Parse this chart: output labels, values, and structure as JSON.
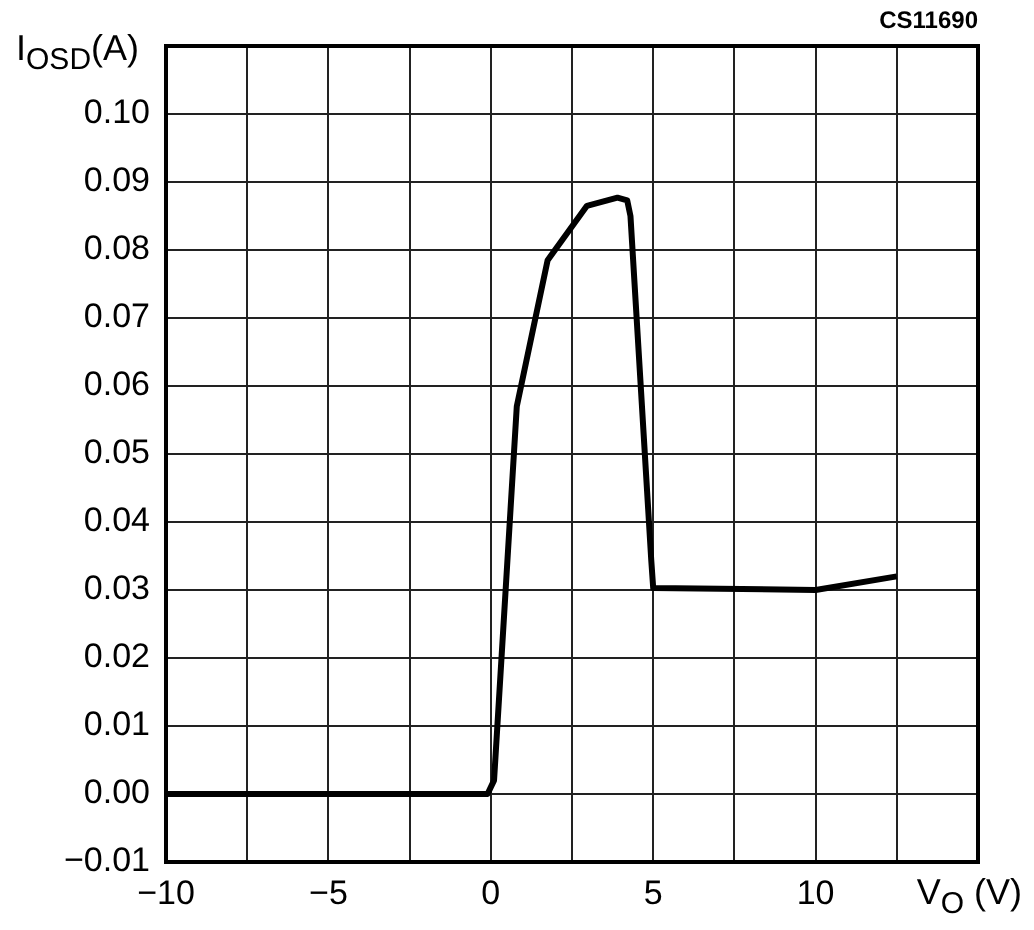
{
  "chart_data": {
    "type": "line",
    "xlabel": "V$_{O}$ (V)",
    "ylabel": "I$_{OSD}$(A)",
    "annotations": [
      "CS11690"
    ],
    "x": [
      -10,
      -0.1,
      0.1,
      0.8,
      1.75,
      2.96,
      3.9,
      4.2,
      4.3,
      4.94,
      5.0,
      10,
      12.5
    ],
    "series": [
      {
        "color": "#000000",
        "values": [
          0,
          0,
          0.002,
          0.057,
          0.0785,
          0.0865,
          0.0877,
          0.0873,
          0.085,
          0.0344,
          0.0303,
          0.03,
          0.032
        ]
      }
    ],
    "xlim": [
      -10,
      15
    ],
    "xticks": [
      -10,
      {
        "value": -7.5,
        "label": null
      },
      -5,
      {
        "value": -2.5,
        "label": null
      },
      0,
      {
        "value": 2.5,
        "label": null
      },
      5,
      {
        "value": 7.5,
        "label": null
      },
      10,
      {
        "value": 12.5,
        "label": null
      }
    ],
    "ylim": [
      -0.01,
      0.11
    ],
    "yticks": [
      {
        "value": -0.01,
        "label": "−0.01"
      },
      {
        "value": 0,
        "label": "0.00"
      },
      {
        "value": 0.01,
        "label": "0.01"
      },
      {
        "value": 0.02,
        "label": "0.02"
      },
      {
        "value": 0.03,
        "label": "0.03"
      },
      {
        "value": 0.04,
        "label": "0.04"
      },
      {
        "value": 0.05,
        "label": "0.05"
      },
      {
        "value": 0.06,
        "label": "0.06"
      },
      {
        "value": 0.07,
        "label": "0.07"
      },
      {
        "value": 0.08,
        "label": "0.08"
      },
      {
        "value": 0.09,
        "label": "0.09"
      },
      {
        "value": 0.1,
        "label": "0.10"
      }
    ],
    "grid": true,
    "legend": false,
    "marker": "none",
    "line_style": "solid"
  }
}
|---|
WHAT IS EXPECTED:
Without the pictures, retype the whole of the material above exactly.

RESPONSE:
Parse this chart: output labels, values, and structure as JSON.
{
  "chart_data": {
    "type": "line",
    "xlabel": "V$_{O}$ (V)",
    "ylabel": "I$_{OSD}$(A)",
    "annotations": [
      "CS11690"
    ],
    "x": [
      -10,
      -0.1,
      0.1,
      0.8,
      1.75,
      2.96,
      3.9,
      4.2,
      4.3,
      4.94,
      5.0,
      10,
      12.5
    ],
    "series": [
      {
        "color": "#000000",
        "values": [
          0,
          0,
          0.002,
          0.057,
          0.0785,
          0.0865,
          0.0877,
          0.0873,
          0.085,
          0.0344,
          0.0303,
          0.03,
          0.032
        ]
      }
    ],
    "xlim": [
      -10,
      15
    ],
    "xticks": [
      -10,
      {
        "value": -7.5,
        "label": null
      },
      -5,
      {
        "value": -2.5,
        "label": null
      },
      0,
      {
        "value": 2.5,
        "label": null
      },
      5,
      {
        "value": 7.5,
        "label": null
      },
      10,
      {
        "value": 12.5,
        "label": null
      }
    ],
    "ylim": [
      -0.01,
      0.11
    ],
    "yticks": [
      {
        "value": -0.01,
        "label": "−0.01"
      },
      {
        "value": 0,
        "label": "0.00"
      },
      {
        "value": 0.01,
        "label": "0.01"
      },
      {
        "value": 0.02,
        "label": "0.02"
      },
      {
        "value": 0.03,
        "label": "0.03"
      },
      {
        "value": 0.04,
        "label": "0.04"
      },
      {
        "value": 0.05,
        "label": "0.05"
      },
      {
        "value": 0.06,
        "label": "0.06"
      },
      {
        "value": 0.07,
        "label": "0.07"
      },
      {
        "value": 0.08,
        "label": "0.08"
      },
      {
        "value": 0.09,
        "label": "0.09"
      },
      {
        "value": 0.1,
        "label": "0.10"
      }
    ],
    "grid": true,
    "legend": false,
    "marker": "none",
    "line_style": "solid"
  }
}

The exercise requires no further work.